WRITTEN EXERCISE — Look through the entries and report how many lines include the word "选择的险情听觉信号声级". Give the number alone.

PROVIDED MATERIAL —
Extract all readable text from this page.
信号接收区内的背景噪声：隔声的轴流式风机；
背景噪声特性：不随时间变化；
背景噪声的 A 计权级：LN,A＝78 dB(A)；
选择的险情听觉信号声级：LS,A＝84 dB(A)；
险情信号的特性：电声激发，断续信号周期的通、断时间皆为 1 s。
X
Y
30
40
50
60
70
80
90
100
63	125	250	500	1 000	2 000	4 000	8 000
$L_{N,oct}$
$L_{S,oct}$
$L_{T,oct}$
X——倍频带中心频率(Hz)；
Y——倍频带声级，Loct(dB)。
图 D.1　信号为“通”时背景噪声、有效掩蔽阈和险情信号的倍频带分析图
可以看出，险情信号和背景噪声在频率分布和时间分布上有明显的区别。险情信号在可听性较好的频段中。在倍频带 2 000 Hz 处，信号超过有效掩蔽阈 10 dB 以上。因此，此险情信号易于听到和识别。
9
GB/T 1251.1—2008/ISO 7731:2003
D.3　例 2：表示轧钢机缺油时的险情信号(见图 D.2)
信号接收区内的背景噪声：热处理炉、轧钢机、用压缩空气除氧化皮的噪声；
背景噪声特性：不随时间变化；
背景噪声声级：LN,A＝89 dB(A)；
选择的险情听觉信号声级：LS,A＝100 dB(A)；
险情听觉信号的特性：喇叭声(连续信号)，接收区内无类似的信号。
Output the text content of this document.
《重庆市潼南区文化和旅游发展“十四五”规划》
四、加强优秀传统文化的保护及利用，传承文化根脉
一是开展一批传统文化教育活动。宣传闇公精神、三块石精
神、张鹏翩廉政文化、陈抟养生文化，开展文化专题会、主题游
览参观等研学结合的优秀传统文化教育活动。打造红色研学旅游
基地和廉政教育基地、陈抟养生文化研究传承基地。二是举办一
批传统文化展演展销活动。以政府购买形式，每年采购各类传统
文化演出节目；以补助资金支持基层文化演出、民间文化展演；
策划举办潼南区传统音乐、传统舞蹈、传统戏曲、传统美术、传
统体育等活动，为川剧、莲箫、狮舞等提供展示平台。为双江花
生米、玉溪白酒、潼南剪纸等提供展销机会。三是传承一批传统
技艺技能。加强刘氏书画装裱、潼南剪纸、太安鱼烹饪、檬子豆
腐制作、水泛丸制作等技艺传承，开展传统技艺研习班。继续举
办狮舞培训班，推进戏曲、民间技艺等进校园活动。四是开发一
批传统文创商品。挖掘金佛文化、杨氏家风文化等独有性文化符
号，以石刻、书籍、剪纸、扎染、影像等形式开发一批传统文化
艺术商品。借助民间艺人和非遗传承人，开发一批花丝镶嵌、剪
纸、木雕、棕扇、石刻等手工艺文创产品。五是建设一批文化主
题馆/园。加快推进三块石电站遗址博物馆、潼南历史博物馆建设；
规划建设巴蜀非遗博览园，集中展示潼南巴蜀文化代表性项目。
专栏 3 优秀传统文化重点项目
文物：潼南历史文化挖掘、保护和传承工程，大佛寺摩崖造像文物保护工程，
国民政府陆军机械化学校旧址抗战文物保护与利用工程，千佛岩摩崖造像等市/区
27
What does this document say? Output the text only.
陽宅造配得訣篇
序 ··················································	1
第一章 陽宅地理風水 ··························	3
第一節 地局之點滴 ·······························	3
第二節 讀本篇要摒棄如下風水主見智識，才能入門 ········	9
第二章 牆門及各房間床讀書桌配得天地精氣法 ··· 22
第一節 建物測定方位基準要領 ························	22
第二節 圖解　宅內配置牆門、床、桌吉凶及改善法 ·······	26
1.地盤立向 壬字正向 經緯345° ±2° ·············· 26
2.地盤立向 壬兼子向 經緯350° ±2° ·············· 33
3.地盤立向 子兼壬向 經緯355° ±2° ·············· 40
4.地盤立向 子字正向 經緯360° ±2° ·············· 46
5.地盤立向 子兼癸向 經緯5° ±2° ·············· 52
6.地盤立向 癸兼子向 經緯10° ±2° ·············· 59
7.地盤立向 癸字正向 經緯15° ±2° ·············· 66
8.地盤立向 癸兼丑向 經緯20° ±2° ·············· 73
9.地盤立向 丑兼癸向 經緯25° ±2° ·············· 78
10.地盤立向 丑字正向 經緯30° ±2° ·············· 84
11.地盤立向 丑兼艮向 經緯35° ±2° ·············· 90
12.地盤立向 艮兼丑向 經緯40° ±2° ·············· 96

FINAL RESULT — 2